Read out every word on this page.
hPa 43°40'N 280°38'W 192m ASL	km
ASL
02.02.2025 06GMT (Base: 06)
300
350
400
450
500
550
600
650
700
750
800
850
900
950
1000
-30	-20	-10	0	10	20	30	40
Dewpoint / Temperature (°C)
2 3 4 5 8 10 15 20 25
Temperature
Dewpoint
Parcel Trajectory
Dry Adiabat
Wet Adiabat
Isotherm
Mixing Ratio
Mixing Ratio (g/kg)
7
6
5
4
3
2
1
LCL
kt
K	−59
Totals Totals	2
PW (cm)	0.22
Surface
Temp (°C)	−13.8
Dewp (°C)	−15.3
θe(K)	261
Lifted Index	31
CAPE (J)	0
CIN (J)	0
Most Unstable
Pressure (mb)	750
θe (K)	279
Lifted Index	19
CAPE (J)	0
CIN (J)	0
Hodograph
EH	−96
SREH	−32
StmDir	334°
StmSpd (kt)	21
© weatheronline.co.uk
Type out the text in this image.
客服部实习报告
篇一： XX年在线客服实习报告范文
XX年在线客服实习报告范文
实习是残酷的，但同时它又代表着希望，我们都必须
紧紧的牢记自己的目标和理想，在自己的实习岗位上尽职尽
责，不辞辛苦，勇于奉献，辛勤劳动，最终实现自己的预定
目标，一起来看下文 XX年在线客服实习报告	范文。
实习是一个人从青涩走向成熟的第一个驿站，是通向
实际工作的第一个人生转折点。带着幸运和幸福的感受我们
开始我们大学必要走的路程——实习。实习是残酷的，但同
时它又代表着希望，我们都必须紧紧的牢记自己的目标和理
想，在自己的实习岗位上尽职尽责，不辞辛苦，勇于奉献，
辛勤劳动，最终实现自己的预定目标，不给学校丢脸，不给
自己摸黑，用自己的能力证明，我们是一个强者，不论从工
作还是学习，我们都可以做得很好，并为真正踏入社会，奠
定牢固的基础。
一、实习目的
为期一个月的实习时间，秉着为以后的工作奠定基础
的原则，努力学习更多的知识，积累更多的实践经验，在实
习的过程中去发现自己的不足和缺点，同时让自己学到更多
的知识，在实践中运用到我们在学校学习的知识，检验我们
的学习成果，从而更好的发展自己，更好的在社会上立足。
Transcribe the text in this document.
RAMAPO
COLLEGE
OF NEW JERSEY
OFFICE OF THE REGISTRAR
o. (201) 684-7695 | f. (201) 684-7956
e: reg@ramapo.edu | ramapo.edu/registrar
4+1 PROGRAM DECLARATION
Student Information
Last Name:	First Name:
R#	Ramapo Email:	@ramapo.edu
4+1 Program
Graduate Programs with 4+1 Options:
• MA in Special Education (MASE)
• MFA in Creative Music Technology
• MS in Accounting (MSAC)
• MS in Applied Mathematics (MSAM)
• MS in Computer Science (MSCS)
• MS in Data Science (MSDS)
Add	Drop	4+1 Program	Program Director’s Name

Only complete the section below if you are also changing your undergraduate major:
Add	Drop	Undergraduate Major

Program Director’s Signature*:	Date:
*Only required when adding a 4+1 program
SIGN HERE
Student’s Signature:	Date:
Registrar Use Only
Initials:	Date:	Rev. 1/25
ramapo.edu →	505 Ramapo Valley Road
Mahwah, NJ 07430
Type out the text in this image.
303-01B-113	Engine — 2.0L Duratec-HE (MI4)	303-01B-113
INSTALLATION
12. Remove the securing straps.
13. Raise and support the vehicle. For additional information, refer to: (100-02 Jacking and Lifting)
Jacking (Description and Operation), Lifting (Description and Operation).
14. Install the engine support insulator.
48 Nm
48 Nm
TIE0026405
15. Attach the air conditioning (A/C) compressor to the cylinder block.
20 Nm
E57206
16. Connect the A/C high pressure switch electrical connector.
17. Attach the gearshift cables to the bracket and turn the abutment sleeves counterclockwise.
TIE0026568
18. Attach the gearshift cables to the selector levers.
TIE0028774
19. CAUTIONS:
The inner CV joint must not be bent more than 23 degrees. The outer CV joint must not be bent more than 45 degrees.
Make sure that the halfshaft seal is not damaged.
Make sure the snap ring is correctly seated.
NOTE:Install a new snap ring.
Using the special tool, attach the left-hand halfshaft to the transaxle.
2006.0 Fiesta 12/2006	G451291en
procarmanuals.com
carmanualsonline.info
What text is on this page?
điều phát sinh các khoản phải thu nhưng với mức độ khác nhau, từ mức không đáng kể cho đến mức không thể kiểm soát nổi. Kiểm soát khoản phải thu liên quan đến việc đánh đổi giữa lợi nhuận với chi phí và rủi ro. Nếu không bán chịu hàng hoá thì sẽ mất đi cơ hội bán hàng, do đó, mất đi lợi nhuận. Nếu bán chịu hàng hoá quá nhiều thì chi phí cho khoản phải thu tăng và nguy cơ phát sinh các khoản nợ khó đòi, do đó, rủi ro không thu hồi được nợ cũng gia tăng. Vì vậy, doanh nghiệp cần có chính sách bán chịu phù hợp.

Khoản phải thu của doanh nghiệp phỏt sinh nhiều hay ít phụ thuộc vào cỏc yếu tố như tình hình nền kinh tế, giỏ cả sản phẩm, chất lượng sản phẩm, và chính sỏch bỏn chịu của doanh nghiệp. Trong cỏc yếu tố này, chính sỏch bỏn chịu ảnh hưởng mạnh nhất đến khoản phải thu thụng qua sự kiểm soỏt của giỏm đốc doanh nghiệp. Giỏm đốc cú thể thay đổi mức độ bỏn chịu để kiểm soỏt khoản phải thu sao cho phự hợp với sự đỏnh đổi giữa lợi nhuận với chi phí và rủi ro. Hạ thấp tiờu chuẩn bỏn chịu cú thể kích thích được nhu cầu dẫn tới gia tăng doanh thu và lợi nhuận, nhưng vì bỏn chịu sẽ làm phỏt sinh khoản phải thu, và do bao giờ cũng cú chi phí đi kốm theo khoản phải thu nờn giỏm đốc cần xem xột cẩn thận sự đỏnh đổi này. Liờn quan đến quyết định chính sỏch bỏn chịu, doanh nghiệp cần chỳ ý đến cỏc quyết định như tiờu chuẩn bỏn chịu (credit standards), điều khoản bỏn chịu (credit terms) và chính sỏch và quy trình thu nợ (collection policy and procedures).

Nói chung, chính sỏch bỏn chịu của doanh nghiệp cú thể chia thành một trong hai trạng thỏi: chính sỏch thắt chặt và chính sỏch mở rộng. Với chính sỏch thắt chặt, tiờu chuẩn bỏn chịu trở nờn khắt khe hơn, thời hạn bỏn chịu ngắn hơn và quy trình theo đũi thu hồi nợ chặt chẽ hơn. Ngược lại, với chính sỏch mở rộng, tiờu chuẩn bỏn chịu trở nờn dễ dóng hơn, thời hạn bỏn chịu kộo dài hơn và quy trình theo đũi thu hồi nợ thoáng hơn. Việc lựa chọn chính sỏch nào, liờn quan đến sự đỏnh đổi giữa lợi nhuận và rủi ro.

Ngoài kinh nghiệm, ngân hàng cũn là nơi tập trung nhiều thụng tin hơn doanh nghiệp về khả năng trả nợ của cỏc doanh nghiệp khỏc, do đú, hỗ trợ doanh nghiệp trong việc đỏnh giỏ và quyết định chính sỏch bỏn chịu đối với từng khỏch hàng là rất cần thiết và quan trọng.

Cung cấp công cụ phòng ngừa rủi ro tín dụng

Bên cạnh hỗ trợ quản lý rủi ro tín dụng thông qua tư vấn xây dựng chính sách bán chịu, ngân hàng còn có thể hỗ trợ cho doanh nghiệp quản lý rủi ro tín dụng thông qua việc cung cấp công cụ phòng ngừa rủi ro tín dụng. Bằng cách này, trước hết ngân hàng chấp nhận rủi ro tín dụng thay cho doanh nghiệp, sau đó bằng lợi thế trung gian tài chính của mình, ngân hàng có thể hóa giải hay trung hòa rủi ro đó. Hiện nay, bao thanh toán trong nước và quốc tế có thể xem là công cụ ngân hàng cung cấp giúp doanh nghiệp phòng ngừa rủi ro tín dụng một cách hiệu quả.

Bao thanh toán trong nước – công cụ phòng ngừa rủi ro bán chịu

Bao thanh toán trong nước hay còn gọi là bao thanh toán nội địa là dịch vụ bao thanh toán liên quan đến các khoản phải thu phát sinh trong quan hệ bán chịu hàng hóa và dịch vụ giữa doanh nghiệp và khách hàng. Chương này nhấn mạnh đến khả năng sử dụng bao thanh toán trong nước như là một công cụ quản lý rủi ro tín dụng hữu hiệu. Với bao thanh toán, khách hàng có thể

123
_ _ _
• EXERCISE DESCRIPTION
Return each line with "Jacking".

• RESULT FOR THIS TASK
13. Raise and support the vehicle. For additional information, refer to: (100-02 Jacking and Lifting)
Jacking (Description and Operation), Lifting (Description and Operation).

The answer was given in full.